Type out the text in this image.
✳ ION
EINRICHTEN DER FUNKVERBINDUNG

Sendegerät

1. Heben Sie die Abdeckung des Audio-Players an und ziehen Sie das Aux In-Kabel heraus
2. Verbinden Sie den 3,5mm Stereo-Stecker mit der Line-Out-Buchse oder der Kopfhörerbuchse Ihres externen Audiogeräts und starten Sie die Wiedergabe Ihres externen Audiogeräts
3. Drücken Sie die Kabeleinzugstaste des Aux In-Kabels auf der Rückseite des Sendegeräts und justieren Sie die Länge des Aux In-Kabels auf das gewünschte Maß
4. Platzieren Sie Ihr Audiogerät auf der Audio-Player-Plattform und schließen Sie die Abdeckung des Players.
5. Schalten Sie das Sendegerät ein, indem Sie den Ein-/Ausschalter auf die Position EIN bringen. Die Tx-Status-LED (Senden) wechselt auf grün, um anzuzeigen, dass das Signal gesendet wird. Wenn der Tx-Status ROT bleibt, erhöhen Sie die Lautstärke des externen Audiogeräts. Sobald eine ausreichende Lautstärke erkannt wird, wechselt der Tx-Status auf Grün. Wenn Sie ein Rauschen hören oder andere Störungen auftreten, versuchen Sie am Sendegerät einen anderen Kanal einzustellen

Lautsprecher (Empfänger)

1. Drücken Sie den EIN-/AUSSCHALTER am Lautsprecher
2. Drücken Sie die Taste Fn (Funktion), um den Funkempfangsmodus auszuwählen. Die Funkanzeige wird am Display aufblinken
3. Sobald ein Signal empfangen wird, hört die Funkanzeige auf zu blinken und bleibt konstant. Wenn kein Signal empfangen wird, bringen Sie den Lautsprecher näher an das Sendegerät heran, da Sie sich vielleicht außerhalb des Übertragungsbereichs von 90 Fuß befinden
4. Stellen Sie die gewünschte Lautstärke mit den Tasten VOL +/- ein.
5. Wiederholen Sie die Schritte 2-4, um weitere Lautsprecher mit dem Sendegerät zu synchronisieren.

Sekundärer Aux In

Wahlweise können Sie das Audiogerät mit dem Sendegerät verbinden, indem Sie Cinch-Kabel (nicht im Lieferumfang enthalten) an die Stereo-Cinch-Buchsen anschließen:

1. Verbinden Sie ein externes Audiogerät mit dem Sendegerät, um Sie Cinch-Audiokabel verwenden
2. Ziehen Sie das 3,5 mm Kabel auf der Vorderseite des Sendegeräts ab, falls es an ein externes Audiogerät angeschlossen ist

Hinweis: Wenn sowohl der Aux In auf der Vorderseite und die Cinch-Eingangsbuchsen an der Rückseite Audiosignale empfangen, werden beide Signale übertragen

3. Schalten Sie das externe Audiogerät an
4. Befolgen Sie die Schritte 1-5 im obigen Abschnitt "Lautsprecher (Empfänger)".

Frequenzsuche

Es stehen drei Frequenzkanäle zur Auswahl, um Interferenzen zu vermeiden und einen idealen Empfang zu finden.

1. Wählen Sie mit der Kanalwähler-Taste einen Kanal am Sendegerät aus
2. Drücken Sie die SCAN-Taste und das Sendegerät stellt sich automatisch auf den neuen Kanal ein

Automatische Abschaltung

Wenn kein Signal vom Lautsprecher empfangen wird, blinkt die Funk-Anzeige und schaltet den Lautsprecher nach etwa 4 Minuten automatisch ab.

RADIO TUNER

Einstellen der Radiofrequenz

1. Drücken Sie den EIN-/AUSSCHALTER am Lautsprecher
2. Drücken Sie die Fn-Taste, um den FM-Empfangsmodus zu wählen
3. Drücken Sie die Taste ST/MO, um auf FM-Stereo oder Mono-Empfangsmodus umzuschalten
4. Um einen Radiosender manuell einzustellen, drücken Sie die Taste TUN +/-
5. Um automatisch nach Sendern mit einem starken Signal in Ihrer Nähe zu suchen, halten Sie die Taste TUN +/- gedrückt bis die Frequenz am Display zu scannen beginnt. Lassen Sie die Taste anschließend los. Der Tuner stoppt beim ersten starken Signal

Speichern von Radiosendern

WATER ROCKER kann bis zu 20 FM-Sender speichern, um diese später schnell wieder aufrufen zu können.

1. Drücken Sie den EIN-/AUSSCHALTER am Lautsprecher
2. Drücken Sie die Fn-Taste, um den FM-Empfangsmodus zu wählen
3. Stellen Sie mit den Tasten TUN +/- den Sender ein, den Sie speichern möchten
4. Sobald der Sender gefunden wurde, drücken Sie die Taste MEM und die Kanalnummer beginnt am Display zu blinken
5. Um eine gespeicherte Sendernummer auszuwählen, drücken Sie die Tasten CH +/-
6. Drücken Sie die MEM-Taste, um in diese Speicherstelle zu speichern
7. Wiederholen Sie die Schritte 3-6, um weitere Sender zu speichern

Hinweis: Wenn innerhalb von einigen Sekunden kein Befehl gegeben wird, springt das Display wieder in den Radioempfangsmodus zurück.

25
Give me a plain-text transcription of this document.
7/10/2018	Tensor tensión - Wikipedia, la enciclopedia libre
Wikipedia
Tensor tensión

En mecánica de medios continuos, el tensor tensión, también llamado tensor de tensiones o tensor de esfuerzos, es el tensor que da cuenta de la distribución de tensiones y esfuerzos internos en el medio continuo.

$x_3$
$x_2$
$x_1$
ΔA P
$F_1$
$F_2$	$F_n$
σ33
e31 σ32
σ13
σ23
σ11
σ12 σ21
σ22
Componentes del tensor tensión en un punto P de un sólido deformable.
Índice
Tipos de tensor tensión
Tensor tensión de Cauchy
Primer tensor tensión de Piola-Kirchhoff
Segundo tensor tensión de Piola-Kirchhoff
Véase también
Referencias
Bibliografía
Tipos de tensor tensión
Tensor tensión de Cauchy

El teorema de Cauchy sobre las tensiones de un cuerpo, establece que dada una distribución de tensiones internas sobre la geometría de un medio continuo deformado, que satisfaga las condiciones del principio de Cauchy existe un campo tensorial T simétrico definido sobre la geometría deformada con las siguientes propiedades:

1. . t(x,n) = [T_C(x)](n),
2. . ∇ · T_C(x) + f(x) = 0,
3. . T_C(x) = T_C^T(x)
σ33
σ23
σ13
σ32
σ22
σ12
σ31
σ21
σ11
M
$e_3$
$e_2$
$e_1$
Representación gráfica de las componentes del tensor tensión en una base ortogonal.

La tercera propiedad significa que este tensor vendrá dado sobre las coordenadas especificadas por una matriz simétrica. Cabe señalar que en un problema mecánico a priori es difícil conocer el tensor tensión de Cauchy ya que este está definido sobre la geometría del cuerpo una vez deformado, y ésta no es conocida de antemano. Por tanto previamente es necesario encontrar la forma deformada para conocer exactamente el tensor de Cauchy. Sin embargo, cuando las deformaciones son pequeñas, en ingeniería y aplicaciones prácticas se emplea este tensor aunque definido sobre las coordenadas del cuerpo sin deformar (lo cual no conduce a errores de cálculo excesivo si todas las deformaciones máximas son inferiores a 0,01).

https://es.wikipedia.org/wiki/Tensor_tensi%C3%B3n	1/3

◇ ◇ ◇ ◇ ◇

§ What the task requires
Go through the listing and copy all of it exactly.

§ Written response
Type out the text in this image.
✳ ION
EINRICHTEN DER FUNKVERBINDUNG

Sendegerät

1. Heben Sie die Abdeckung des Audio-Players an und ziehen Sie das Aux In-Kabel heraus
2. Verbinden Sie den 3,5mm Stereo-Stecker mit der Line-Out-Buchse oder der Kopfhörerbuchse Ihres externen Audiogeräts und starten Sie die Wiedergabe Ihres externen Audiogeräts
3. Drücken Sie die Kabeleinzugstaste des Aux In-Kabels auf der Rückseite des Sendegeräts und justieren Sie die Länge des Aux In-Kabels auf das gewünschte Maß
4. Platzieren Sie Ihr Audiogerät auf der Audio-Player-Plattform und schließen Sie die Abdeckung des Players.
5. Schalten Sie das Sendegerät ein, indem Sie den Ein-/Ausschalter auf die Position EIN bringen. Die Tx-Status-LED (Senden) wechselt auf grün, um anzuzeigen, dass das Signal gesendet wird. Wenn der Tx-Status ROT bleibt, erhöhen Sie die Lautstärke des externen Audiogeräts. Sobald eine ausreichende Lautstärke erkannt wird, wechselt der Tx-Status auf Grün. Wenn Sie ein Rauschen hören oder andere Störungen auftreten, versuchen Sie am Sendegerät einen anderen Kanal einzustellen

Lautsprecher (Empfänger)

1. Drücken Sie den EIN-/AUSSCHALTER am Lautsprecher
2. Drücken Sie die Taste Fn (Funktion), um den Funkempfangsmodus auszuwählen. Die Funkanzeige wird am Display aufblinken
3. Sobald ein Signal empfangen wird, hört die Funkanzeige auf zu blinken und bleibt konstant. Wenn kein Signal empfangen wird, bringen Sie den Lautsprecher näher an das Sendegerät heran, da Sie sich vielleicht außerhalb des Übertragungsbereichs von 90 Fuß befinden
4. Stellen Sie die gewünschte Lautstärke mit den Tasten VOL +/- ein.
5. Wiederholen Sie die Schritte 2-4, um weitere Lautsprecher mit dem Sendegerät zu synchronisieren.

Sekundärer Aux In

Wahlweise können Sie das Audiogerät mit dem Sendegerät verbinden, indem Sie Cinch-Kabel (nicht im Lieferumfang enthalten) an die Stereo-Cinch-Buchsen anschließen:

1. Verbinden Sie ein externes Audiogerät mit dem Sendegerät, um Sie Cinch-Audiokabel verwenden
2. Ziehen Sie das 3,5 mm Kabel auf der Vorderseite des Sendegeräts ab, falls es an ein externes Audiogerät angeschlossen ist

Hinweis: Wenn sowohl der Aux In auf der Vorderseite und die Cinch-Eingangsbuchsen an der Rückseite Audiosignale empfangen, werden beide Signale übertragen

3. Schalten Sie das externe Audiogerät an
4. Befolgen Sie die Schritte 1-5 im obigen Abschnitt "Lautsprecher (Empfänger)".

Frequenzsuche

Es stehen drei Frequenzkanäle zur Auswahl, um Interferenzen zu vermeiden und einen idealen Empfang zu finden.

1. Wählen Sie mit der Kanalwähler-Taste einen Kanal am Sendegerät aus
2. Drücken Sie die SCAN-Taste und das Sendegerät stellt sich automatisch auf den neuen Kanal ein

Automatische Abschaltung

Wenn kein Signal vom Lautsprecher empfangen wird, blinkt die Funk-Anzeige und schaltet den Lautsprecher nach etwa 4 Minuten automatisch ab.

RADIO TUNER

Einstellen der Radiofrequenz

1. Drücken Sie den EIN-/AUSSCHALTER am Lautsprecher
2. Drücken Sie die Fn-Taste, um den FM-Empfangsmodus zu wählen
3. Drücken Sie die Taste ST/MO, um auf FM-Stereo oder Mono-Empfangsmodus umzuschalten
4. Um einen Radiosender manuell einzustellen, drücken Sie die Taste TUN +/-
5. Um automatisch nach Sendern mit einem starken Signal in Ihrer Nähe zu suchen, halten Sie die Taste TUN +/- gedrückt bis die Frequenz am Display zu scannen beginnt. Lassen Sie die Taste anschließend los. Der Tuner stoppt beim ersten starken Signal

Speichern von Radiosendern

WATER ROCKER kann bis zu 20 FM-Sender speichern, um diese später schnell wieder aufrufen zu können.

1. Drücken Sie den EIN-/AUSSCHALTER am Lautsprecher
2. Drücken Sie die Fn-Taste, um den FM-Empfangsmodus zu wählen
3. Stellen Sie mit den Tasten TUN +/- den Sender ein, den Sie speichern möchten
4. Sobald der Sender gefunden wurde, drücken Sie die Taste MEM und die Kanalnummer beginnt am Display zu blinken
5. Um eine gespeicherte Sendernummer auszuwählen, drücken Sie die Tasten CH +/-
6. Drücken Sie die MEM-Taste, um in diese Speicherstelle zu speichern
7. Wiederholen Sie die Schritte 3-6, um weitere Sender zu speichern

Hinweis: Wenn innerhalb von einigen Sekunden kein Befehl gegeben wird, springt das Display wieder in den Radioempfangsmodus zurück.

25
Give me a plain-text transcription of this document.
7/10/2018	Tensor tensión - Wikipedia, la enciclopedia libre
Wikipedia
Tensor tensión

En mecánica de medios continuos, el tensor tensión, también llamado tensor de tensiones o tensor de esfuerzos, es el tensor que da cuenta de la distribución de tensiones y esfuerzos internos en el medio continuo.

$x_3$
$x_2$
$x_1$
ΔA P
$F_1$
$F_2$	$F_n$
σ33
e31 σ32
σ13
σ23
σ11
σ12 σ21
σ22
Componentes del tensor tensión en un punto P de un sólido deformable.
Índice
Tipos de tensor tensión
Tensor tensión de Cauchy
Primer tensor tensión de Piola-Kirchhoff
Segundo tensor tensión de Piola-Kirchhoff
Véase también
Referencias
Bibliografía
Tipos de tensor tensión
Tensor tensión de Cauchy

El teorema de Cauchy sobre las tensiones de un cuerpo, establece que dada una distribución de tensiones internas sobre la geometría de un medio continuo deformado, que satisfaga las condiciones del principio de Cauchy existe un campo tensorial T simétrico definido sobre la geometría deformada con las siguientes propiedades:

1. . t(x,n) = [T_C(x)](n),
2. . ∇ · T_C(x) + f(x) = 0,
3. . T_C(x) = T_C^T(x)
σ33
σ23
σ13
σ32
σ22
σ12
σ31
σ21
σ11
M
$e_3$
$e_2$
$e_1$
Representación gráfica de las componentes del tensor tensión en una base ortogonal.

La tercera propiedad significa que este tensor vendrá dado sobre las coordenadas especificadas por una matriz simétrica. Cabe señalar que en un problema mecánico a priori es difícil conocer el tensor tensión de Cauchy ya que este está definido sobre la geometría del cuerpo una vez deformado, y ésta no es conocida de antemano. Por tanto previamente es necesario encontrar la forma deformada para conocer exactamente el tensor de Cauchy. Sin embargo, cuando las deformaciones son pequeñas, en ingeniería y aplicaciones prácticas se emplea este tensor aunque definido sobre las coordenadas del cuerpo sin deformar (lo cual no conduce a errores de cálculo excesivo si todas las deformaciones máximas son inferiores a 0,01).

https://es.wikipedia.org/wiki/Tensor_tensi%C3%B3n	1/3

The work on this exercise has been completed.